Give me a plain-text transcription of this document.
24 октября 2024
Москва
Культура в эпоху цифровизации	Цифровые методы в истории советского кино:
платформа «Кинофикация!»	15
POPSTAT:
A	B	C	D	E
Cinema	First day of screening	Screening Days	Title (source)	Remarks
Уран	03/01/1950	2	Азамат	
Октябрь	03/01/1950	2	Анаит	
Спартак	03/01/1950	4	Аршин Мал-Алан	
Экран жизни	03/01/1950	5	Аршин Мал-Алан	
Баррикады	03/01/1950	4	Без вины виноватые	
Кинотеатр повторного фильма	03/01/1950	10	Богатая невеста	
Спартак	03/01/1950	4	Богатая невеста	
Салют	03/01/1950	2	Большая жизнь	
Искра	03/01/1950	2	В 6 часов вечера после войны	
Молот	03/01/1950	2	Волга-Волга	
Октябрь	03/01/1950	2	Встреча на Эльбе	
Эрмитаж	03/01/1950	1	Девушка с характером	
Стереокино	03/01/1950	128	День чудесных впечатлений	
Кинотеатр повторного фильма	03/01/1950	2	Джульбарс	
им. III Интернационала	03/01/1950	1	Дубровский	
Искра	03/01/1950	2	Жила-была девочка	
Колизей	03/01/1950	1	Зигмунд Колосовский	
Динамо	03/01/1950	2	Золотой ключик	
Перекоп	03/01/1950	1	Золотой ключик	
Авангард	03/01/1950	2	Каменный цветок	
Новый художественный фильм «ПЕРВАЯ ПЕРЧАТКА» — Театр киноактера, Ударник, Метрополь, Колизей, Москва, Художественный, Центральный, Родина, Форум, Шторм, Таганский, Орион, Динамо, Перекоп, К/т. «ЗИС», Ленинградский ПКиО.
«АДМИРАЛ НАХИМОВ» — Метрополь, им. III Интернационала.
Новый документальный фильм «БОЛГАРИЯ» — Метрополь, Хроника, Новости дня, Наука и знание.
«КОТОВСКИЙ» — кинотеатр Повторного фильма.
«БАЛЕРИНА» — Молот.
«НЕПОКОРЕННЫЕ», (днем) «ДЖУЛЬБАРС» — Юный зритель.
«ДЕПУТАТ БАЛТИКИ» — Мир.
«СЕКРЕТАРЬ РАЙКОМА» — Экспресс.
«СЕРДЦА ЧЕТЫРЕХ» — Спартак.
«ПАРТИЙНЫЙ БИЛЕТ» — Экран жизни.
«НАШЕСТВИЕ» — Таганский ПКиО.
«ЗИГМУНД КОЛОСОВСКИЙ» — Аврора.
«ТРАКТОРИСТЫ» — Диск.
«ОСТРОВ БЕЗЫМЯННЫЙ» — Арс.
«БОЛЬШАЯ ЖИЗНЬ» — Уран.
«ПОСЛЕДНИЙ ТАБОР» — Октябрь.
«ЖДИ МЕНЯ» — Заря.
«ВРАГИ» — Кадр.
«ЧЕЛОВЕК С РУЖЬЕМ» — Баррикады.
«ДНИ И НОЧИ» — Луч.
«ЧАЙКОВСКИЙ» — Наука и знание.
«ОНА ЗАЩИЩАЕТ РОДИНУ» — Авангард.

• **TO DO**: Identify each line holding the string "Богатая", and copy it out.

• **REPLY**:
Кинотеатр повторного фильма	03/01/1950	10	Богатая невеста	
Спартак	03/01/1950	4	Богатая невеста	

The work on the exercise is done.